Problem requirements | Only the lines holding the string "natural" are needed. Copy each one.
** START OF Listed records **
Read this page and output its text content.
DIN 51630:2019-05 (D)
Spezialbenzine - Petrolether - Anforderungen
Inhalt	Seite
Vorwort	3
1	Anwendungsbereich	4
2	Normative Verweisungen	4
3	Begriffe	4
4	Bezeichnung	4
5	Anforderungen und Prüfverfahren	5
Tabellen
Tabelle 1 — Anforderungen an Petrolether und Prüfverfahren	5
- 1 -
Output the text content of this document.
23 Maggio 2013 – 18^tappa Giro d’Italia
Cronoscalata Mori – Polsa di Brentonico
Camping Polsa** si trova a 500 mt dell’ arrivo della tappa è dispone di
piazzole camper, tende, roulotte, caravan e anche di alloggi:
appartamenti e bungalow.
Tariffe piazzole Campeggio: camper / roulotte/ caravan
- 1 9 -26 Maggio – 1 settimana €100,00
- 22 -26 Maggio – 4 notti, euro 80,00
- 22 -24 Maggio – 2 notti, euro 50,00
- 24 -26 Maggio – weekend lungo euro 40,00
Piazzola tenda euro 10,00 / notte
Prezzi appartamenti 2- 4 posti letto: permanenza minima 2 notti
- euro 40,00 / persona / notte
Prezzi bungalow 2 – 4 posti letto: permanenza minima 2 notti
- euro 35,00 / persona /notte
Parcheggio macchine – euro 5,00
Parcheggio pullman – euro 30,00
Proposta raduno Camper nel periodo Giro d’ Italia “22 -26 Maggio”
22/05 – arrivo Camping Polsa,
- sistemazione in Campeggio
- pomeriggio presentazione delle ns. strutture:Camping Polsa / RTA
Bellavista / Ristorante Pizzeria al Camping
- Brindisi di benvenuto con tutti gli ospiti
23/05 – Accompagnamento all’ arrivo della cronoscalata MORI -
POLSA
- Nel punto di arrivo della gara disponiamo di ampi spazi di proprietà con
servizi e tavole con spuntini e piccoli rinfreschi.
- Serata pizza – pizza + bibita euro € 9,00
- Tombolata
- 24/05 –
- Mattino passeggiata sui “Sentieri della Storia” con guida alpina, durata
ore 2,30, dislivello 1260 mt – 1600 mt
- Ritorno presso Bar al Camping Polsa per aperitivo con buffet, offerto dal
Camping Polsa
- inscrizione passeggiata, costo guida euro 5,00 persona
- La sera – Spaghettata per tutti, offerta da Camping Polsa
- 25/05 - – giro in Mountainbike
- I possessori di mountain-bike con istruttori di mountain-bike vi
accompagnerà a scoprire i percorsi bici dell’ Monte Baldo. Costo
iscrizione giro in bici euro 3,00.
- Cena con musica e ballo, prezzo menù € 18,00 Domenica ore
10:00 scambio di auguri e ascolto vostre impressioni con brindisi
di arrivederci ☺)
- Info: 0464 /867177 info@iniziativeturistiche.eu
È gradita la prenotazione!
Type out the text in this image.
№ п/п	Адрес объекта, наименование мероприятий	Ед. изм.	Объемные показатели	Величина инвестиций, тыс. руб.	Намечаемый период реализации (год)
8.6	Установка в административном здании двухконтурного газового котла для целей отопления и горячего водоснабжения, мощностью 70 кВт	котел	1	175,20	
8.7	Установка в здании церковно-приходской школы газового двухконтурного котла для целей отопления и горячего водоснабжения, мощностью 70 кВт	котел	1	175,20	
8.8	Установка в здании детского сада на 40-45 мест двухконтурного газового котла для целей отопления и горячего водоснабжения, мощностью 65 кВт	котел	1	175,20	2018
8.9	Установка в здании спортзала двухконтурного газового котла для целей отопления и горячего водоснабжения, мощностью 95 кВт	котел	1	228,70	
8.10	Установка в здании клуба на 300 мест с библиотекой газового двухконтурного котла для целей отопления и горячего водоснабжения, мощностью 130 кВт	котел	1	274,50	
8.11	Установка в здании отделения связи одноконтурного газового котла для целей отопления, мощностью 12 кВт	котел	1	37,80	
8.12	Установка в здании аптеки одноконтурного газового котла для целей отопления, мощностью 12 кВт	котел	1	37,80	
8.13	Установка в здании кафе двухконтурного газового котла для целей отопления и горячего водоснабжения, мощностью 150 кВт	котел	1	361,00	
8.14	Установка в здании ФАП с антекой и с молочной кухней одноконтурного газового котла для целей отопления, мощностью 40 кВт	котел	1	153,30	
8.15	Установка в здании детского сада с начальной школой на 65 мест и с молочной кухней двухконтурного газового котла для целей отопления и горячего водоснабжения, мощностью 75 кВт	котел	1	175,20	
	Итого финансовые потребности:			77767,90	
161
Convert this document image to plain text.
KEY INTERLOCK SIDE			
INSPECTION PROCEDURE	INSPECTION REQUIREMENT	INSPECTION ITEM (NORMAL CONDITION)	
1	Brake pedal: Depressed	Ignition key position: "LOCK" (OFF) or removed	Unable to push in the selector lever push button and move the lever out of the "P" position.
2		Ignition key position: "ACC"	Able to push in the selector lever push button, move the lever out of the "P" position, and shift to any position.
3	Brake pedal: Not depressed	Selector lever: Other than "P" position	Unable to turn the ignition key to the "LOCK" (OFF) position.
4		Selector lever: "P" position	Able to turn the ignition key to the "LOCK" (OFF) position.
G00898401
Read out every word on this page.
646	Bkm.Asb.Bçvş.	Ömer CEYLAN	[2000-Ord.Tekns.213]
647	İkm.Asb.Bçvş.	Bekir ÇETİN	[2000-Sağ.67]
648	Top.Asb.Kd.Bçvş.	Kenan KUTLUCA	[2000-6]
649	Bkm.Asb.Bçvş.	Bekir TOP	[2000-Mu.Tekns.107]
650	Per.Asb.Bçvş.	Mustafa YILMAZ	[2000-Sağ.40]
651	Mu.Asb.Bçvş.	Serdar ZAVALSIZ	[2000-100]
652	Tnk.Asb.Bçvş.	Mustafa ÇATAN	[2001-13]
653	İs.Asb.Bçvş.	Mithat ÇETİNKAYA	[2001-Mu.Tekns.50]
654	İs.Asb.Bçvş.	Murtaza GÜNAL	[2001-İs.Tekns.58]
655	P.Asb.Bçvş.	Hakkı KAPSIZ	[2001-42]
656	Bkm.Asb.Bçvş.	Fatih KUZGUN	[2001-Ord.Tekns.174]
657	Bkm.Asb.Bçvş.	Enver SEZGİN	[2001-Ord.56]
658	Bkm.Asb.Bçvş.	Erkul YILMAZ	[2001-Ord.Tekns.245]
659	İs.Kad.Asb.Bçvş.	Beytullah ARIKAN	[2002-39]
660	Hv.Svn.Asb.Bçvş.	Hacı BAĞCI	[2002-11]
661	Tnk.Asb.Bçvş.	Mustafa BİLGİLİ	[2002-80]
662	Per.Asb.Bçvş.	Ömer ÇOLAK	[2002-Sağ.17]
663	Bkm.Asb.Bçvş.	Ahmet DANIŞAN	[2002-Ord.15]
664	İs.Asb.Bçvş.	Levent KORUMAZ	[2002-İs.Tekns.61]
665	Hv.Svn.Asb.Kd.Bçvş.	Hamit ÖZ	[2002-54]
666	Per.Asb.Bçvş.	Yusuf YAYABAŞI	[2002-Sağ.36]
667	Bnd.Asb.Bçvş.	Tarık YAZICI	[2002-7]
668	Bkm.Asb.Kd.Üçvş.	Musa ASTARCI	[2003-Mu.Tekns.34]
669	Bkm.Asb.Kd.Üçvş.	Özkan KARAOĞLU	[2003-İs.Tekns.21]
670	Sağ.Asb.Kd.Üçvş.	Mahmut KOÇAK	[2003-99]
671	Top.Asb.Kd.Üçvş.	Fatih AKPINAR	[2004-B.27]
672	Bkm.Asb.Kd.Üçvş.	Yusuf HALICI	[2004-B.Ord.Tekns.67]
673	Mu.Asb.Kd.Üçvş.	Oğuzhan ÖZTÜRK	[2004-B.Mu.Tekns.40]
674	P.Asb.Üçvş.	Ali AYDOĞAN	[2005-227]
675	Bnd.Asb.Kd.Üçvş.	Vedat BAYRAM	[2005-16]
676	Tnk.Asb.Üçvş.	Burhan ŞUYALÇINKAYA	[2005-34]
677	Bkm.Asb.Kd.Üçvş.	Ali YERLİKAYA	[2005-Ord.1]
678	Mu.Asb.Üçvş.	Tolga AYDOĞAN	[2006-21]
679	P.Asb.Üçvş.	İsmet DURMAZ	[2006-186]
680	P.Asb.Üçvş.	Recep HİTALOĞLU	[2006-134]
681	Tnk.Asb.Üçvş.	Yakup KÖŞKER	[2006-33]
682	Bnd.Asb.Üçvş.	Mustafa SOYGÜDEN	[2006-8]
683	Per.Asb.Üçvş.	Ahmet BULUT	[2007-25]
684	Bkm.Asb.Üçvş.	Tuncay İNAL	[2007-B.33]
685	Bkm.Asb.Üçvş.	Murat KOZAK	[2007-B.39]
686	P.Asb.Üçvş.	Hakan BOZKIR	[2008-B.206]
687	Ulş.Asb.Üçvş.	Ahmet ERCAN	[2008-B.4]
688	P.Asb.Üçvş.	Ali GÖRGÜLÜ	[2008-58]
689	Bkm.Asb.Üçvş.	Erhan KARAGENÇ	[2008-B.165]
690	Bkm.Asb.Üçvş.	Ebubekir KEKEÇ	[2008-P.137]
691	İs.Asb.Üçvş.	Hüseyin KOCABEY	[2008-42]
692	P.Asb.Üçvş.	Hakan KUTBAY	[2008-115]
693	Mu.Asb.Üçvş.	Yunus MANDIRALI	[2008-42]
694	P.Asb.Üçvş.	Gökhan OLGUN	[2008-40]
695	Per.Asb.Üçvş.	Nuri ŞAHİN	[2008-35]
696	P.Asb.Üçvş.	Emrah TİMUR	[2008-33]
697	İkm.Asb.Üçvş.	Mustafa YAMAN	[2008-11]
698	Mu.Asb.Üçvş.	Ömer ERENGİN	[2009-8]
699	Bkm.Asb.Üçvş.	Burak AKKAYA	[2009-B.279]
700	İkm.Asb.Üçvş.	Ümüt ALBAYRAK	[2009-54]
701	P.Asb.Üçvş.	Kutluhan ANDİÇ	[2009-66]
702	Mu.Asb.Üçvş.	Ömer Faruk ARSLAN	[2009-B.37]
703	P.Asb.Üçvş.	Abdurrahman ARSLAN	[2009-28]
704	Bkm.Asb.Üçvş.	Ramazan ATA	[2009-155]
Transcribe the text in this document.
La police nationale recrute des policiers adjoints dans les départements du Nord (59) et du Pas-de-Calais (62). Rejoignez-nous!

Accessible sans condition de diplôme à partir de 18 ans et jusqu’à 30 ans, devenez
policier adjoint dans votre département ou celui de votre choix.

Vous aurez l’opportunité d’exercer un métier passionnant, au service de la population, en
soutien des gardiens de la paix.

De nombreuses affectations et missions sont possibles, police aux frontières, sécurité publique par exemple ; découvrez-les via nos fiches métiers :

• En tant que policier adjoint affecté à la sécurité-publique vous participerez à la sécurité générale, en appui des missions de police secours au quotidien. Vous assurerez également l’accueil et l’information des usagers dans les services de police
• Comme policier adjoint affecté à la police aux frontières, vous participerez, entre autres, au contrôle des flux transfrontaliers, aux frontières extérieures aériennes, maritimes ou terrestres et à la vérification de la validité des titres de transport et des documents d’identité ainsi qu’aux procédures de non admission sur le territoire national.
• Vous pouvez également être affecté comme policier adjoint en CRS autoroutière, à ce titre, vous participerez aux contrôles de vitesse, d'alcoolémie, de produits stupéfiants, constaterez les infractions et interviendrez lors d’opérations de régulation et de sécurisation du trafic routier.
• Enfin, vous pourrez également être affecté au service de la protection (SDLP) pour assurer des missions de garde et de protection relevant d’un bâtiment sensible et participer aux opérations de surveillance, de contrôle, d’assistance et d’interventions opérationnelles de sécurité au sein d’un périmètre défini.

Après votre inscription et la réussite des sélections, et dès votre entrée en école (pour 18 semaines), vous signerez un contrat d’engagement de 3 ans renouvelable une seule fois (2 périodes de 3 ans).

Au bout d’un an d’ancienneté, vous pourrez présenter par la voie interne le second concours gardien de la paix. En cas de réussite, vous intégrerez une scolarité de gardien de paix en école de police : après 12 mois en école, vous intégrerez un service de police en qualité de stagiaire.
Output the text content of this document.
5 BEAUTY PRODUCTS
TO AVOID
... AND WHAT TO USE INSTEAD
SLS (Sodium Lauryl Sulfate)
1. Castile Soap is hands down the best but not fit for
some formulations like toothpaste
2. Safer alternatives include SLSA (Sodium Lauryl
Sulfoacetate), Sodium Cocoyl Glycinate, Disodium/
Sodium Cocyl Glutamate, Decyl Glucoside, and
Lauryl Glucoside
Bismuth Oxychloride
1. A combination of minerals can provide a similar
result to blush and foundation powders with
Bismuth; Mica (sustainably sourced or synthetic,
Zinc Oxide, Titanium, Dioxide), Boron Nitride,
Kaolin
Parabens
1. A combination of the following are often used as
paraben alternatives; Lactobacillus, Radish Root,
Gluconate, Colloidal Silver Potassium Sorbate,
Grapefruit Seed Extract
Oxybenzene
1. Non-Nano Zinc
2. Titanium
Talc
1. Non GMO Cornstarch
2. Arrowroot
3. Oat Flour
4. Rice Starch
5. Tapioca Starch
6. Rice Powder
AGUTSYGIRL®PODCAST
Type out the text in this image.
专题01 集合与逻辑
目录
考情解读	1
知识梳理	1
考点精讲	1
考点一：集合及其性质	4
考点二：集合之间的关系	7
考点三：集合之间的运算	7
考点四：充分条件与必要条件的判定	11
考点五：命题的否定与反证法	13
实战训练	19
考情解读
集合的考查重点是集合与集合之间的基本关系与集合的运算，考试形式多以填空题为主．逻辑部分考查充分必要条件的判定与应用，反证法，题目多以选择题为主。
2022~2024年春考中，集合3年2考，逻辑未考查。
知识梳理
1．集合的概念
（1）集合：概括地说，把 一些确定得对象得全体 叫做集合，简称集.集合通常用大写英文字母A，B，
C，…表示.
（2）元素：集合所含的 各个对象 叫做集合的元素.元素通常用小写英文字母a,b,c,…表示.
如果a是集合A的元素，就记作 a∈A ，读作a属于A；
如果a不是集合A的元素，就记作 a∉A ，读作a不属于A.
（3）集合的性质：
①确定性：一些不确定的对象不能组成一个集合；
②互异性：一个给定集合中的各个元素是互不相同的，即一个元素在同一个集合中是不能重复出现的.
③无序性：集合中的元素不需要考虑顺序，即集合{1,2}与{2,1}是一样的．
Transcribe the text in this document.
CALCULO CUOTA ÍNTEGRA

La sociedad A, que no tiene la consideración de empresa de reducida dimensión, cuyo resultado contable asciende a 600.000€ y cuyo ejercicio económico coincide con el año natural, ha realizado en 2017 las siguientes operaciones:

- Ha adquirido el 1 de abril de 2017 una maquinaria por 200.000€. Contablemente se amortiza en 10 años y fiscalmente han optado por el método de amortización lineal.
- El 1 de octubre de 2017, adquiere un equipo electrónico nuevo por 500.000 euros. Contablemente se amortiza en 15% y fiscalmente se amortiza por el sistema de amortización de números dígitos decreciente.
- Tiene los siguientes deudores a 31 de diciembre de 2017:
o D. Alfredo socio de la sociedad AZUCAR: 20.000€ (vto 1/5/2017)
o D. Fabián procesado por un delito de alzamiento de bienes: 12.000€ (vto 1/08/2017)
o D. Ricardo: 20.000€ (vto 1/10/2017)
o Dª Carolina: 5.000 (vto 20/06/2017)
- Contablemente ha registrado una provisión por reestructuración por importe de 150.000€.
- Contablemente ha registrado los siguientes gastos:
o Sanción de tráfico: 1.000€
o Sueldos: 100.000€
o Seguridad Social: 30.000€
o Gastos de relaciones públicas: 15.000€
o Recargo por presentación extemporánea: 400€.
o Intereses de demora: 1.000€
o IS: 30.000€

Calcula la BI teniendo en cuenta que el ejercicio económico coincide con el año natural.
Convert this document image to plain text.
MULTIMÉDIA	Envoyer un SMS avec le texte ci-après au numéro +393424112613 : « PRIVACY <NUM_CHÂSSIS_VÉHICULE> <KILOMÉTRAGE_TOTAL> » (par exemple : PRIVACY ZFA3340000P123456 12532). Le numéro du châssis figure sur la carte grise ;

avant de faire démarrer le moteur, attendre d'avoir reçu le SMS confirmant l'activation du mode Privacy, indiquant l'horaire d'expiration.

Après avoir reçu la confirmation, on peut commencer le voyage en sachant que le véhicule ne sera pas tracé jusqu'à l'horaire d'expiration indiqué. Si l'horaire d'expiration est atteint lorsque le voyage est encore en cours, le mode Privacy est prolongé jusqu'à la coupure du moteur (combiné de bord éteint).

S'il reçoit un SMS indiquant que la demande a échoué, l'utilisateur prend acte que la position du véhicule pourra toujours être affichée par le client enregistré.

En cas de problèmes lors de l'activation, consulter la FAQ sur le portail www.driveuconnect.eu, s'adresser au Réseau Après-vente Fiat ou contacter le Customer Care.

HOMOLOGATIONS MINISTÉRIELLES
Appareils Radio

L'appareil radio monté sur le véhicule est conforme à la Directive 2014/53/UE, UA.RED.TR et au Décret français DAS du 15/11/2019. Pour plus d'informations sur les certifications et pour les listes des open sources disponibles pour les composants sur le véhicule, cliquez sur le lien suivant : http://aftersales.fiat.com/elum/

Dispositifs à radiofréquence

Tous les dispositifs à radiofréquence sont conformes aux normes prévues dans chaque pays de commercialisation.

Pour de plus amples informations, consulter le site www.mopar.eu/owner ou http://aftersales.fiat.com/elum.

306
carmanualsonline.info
** END OF Listed records **
Response to the exercise |
La sociedad A, que no tiene la consideración de empresa de reducida dimensión, cuyo resultado contable asciende a 600.000€ y cuyo ejercicio económico coincide con el año natural, ha realizado en 2017 las siguientes operaciones:
Calcula la BI teniendo en cuenta que el ejercicio económico coincide con el año natural.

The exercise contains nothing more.